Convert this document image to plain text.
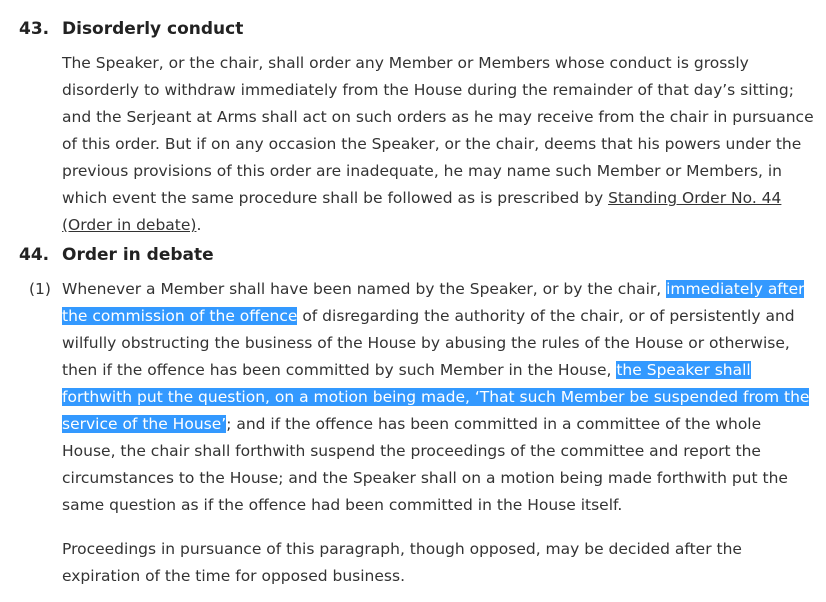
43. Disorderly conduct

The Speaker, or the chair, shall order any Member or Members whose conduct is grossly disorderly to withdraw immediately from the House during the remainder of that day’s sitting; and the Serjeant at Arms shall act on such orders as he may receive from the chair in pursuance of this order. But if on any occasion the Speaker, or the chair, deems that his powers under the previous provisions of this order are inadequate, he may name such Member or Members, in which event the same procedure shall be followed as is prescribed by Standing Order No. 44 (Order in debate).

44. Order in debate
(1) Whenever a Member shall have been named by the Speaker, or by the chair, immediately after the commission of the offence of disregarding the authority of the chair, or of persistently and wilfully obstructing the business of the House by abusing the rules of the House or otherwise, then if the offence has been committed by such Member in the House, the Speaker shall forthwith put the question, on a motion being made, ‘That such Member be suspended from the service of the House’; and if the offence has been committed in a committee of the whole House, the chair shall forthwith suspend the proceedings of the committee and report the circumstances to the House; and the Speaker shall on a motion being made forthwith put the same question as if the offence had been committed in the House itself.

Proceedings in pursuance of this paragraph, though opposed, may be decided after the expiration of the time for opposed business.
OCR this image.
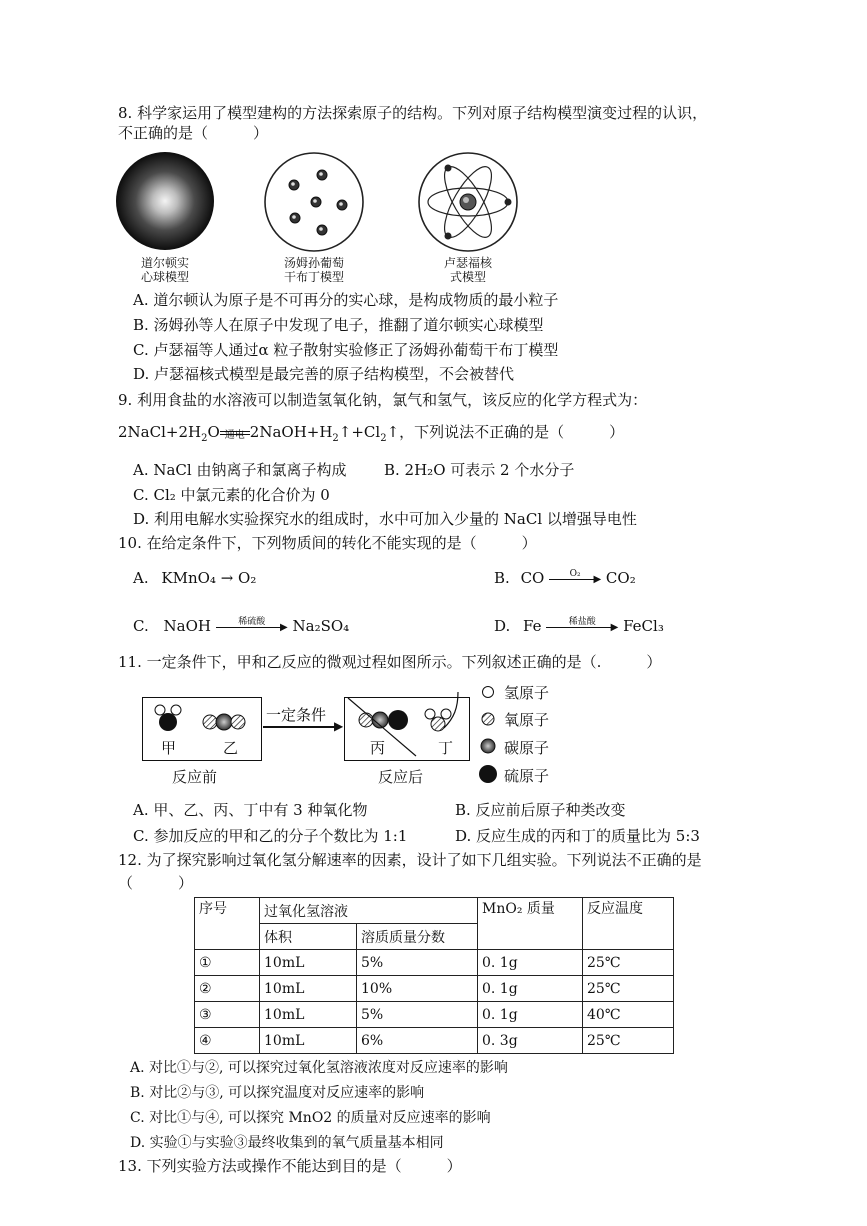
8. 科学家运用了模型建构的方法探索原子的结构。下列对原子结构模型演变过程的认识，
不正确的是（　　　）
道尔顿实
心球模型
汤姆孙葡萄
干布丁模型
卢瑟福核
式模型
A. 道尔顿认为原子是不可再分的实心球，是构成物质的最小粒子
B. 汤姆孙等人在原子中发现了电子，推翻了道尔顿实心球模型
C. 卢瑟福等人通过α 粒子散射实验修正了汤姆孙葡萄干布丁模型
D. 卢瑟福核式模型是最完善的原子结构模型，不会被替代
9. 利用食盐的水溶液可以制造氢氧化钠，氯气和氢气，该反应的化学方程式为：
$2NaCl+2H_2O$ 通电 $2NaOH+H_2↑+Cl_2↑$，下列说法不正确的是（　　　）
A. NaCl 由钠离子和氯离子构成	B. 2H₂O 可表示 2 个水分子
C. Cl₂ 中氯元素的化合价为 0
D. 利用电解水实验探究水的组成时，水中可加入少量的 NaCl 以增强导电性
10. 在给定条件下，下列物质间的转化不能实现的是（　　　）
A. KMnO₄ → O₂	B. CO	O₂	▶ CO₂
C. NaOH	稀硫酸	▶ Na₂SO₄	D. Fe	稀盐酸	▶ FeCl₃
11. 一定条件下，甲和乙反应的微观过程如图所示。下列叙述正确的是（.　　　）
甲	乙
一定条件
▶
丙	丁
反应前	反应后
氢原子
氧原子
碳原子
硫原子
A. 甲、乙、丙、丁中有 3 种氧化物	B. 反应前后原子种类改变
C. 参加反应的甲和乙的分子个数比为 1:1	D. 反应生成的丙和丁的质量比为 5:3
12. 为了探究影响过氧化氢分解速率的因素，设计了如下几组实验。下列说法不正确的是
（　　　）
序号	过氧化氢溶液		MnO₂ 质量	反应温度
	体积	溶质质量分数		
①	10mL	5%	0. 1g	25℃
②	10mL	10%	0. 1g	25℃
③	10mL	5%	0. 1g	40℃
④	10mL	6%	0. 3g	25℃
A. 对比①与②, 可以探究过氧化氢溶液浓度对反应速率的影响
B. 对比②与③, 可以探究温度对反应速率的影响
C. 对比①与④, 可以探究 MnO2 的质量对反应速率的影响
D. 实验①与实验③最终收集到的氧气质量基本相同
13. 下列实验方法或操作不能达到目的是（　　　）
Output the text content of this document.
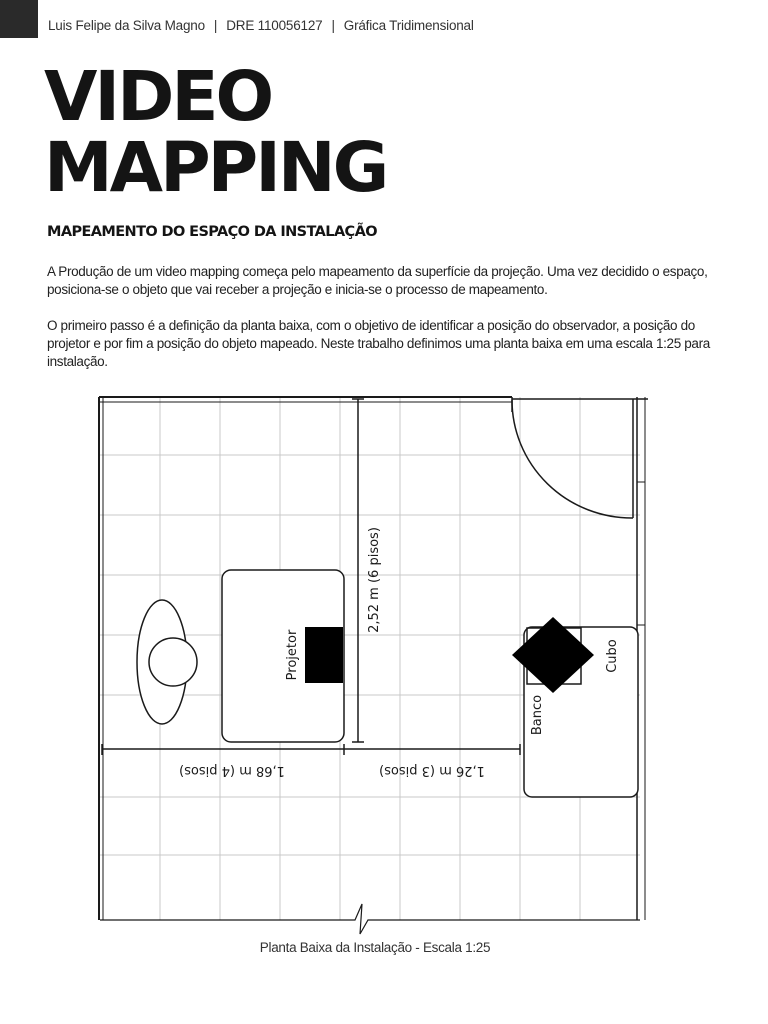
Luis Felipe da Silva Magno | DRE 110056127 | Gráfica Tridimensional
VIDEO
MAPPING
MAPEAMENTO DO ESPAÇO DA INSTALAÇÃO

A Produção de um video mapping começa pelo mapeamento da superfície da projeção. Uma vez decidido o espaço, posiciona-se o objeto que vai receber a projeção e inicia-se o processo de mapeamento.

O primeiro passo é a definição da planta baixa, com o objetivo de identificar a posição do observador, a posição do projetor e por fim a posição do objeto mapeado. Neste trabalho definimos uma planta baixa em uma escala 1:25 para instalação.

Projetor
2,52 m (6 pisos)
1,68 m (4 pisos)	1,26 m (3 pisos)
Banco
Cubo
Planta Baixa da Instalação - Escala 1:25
* * *
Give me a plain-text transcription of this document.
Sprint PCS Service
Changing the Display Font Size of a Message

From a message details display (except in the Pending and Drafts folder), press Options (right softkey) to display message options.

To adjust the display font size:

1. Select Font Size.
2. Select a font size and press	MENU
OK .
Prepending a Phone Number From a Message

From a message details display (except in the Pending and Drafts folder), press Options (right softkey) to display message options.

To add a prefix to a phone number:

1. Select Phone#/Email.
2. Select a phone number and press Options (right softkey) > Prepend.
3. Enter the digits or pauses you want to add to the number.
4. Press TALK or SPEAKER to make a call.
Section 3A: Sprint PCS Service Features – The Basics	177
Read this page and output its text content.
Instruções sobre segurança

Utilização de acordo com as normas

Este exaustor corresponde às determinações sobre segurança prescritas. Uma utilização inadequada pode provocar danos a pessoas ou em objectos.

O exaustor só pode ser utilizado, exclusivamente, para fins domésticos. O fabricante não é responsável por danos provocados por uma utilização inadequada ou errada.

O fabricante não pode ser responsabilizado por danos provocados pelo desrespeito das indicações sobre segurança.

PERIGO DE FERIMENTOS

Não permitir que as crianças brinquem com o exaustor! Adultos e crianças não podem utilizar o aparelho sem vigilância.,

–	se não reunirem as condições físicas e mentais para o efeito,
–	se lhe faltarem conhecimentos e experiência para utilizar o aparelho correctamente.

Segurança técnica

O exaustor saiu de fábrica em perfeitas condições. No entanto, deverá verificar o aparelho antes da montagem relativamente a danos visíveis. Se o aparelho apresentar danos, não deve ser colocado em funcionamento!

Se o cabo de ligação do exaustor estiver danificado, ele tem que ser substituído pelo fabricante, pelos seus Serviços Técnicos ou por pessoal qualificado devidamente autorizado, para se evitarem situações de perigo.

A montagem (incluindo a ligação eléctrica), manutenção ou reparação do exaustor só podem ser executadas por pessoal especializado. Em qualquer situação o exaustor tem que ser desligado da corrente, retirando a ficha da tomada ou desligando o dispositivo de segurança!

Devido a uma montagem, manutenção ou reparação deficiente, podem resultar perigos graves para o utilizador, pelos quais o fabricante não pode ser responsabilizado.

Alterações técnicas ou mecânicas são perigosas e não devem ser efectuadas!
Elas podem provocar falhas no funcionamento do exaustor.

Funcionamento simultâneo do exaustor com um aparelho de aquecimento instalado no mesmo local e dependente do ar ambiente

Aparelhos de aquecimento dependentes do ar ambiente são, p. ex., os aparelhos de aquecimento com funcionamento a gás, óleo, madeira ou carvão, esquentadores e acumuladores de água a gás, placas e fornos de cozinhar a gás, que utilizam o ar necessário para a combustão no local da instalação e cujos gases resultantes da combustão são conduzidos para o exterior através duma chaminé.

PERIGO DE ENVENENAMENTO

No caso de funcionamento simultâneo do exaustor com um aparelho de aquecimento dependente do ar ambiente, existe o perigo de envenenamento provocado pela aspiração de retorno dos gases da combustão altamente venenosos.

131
--
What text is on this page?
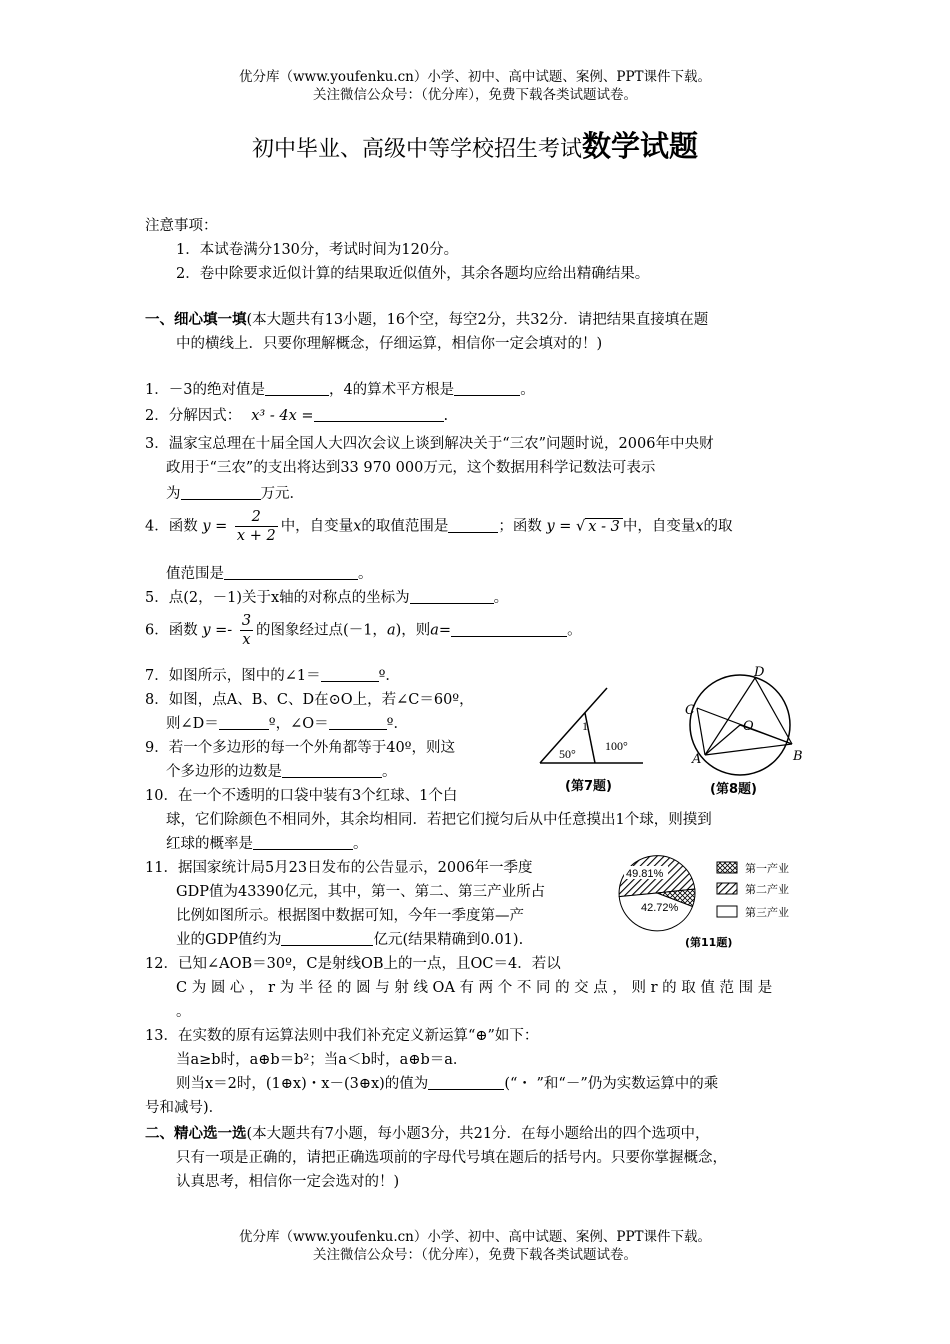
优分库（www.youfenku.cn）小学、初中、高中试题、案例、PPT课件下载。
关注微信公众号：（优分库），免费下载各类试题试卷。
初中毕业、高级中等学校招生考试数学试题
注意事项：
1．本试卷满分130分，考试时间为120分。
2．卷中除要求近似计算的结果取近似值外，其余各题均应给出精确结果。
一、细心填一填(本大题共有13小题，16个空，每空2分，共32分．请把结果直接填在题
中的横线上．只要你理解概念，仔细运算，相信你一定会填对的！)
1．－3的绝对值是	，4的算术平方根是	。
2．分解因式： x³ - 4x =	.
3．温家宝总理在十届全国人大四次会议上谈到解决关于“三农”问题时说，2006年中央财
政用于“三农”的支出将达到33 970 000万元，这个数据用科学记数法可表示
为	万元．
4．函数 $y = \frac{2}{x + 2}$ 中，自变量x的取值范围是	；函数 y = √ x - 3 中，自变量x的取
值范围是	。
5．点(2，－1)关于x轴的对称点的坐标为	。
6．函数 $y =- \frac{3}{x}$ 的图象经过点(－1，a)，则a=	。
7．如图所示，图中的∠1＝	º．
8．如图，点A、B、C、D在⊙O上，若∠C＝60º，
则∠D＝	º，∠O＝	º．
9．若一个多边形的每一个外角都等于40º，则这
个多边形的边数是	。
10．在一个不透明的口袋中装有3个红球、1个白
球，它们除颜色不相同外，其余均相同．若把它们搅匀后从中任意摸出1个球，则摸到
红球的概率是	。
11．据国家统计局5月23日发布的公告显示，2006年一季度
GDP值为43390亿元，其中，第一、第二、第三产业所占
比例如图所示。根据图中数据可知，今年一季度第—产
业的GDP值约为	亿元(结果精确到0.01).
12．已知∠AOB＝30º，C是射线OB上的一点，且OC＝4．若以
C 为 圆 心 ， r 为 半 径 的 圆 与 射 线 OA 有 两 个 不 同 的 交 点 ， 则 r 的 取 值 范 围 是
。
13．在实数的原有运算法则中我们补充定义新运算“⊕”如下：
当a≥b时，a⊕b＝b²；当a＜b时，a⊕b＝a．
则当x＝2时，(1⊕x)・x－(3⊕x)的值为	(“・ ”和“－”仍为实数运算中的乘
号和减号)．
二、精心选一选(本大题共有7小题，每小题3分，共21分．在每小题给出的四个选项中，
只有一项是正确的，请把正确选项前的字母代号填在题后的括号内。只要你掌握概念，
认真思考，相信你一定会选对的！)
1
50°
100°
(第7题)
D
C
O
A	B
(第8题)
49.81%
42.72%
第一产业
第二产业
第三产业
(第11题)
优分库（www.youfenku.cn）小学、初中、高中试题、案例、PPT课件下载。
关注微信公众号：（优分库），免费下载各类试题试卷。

**DIRECTION:** Review the preceding data and report every line that includes the string "montagem".

**TASK RESULT:**
O exaustor saiu de fábrica em perfeitas condições. No entanto, deverá verificar o aparelho antes da montagem relativamente a danos visíveis. Se o aparelho apresentar danos, não deve ser colocado em funcionamento!
A montagem (incluindo a ligação eléctrica), manutenção ou reparação do exaustor só podem ser executadas por pessoal especializado. Em qualquer situação o exaustor tem que ser desligado da corrente, retirando a ficha da tomada ou desligando o dispositivo de segurança!
Devido a uma montagem, manutenção ou reparação deficiente, podem resultar perigos graves para o utilizador, pelos quais o fabricante não pode ser responsabilizado.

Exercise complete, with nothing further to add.